◆ **DOCUMENT SECTION**:

• • • • •

Sunday, December 31, 2017

Time for Tapas Part 6: Don't Forget to Attend Chursque

The little town of Cordoba is famous for one thing: La Mezquita, an immense mosque that was later converted into a cathedral. A chursque if you will. The hotel is quite cool too, it's built on top of a Roman ruin that's visible through strategically-placed glass floors. Although once Ryan is done with the upstairs you won't need glass tiles to see a ruin.



This is the kind of sitting room that makes hotel proprietors cringe when they see a stroller rolling in the front door.


Dad I'll have the one that's been dry aged half as long as I've been alive.


A centurion on the Roman Bridge seem to have fallen a little out of rank. Surely the first signs of decay in the Great Roman Empire.



What would Caesar say? A little decorum please this isn't Caesars Palace.



So Mommy am I right in assuming this channel uses gravity to convey the fresh-squeezed contents of this tree directly to my bottle?


Let's see, is this the mosque bit or the church bit? I guess we could wait and see which half is on Trump's travel ban.



No kids under 12 allowed says the sign at the foot of the tower, conveniently translated into five languages. Dad will be grabbing that one for the foot of the big bed.



The view is even better when you don't have to lug 30 pounds of squirm up the narrow stone stairs.



Looks like some of the local peasants have stopped by to pay homage to His Magnificence, Dorkchester XIII.



Back at the hotel just in time to make sure none of the other guests get to enjoy the serene courtyard or romantic orange grove either.



Always convenient when the ancient ruins are but a crawl away.




Nice Daddy, finally a mode of transport you can't stall.



The bright lights of Madrid offer a nice change of pace from the rather sleepy villages down south. Especially when you've imported a party animal from London.



Uncle Devan, tell me the one about the little latte that wanted to be a flat white.



The Malasana neighborhood is so hip you'd be forgiven for wondering where the canal with toxic sludge is hiding.


Only in Spain would you find a playground smack bang in the middle of the party street. So kids can watch their parents get hammered from the comfort of their bouncy trains.



In Spain there's no such thing as a night in. It's becoming increasingly obvious why nothing manages to open until late afternoon.




Real men knock back a handful of jellybeans between shots.


Speaking of jellybeans, it's not too hard to figure out where the architect behind Madrid's airport got his inspiration. After all in Spain you don't drink on the job, drinking is the job.

• • • • •

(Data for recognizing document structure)
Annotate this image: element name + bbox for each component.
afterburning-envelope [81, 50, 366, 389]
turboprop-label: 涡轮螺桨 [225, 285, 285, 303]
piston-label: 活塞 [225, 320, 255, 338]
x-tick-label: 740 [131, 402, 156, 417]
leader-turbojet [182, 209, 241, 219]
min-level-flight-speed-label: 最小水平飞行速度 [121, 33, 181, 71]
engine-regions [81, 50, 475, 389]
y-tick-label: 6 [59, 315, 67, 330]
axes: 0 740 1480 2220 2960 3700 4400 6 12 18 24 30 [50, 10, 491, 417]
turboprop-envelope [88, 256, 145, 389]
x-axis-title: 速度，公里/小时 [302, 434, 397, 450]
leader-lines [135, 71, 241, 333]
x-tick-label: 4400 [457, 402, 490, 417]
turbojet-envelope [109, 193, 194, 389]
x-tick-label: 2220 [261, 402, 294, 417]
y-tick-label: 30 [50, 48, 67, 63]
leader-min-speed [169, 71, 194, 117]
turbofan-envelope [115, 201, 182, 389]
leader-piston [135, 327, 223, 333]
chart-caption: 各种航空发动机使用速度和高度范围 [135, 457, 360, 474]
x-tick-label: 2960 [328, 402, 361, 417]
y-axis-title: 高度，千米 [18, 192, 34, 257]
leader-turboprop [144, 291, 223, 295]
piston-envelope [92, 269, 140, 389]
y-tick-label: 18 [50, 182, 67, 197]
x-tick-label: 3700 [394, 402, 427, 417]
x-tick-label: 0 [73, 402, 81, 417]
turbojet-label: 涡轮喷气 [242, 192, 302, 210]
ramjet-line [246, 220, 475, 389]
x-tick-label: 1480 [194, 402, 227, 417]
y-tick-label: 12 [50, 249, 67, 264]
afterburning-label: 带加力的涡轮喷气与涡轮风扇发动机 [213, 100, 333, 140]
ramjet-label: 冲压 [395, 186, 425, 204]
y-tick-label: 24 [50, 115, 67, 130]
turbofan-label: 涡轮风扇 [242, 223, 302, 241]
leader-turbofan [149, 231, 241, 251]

• • • • •

◆ **REQUIRED TASKS**:
1 - From the travel blog post, quote the passage starting with "The little town" and going on through "see a ruin.".
2 - In the travel blog post, what is the hotel in Cordoba built on top of?

◆ **TASK RESPONSES**:
1 -
The little town of Cordoba is famous for one thing: La Mezquita, an immense mosque that was later converted into a cathedral. A chursque if you will. The hotel is quite cool too, it's built on top of a Roman ruin that's visible through strategically-placed glass floors. Although once Ryan is done with the upstairs you won't need glass tiles to see a ruin.

2 - It is built on top of a Roman ruin that can be seen through strategically placed glass floors.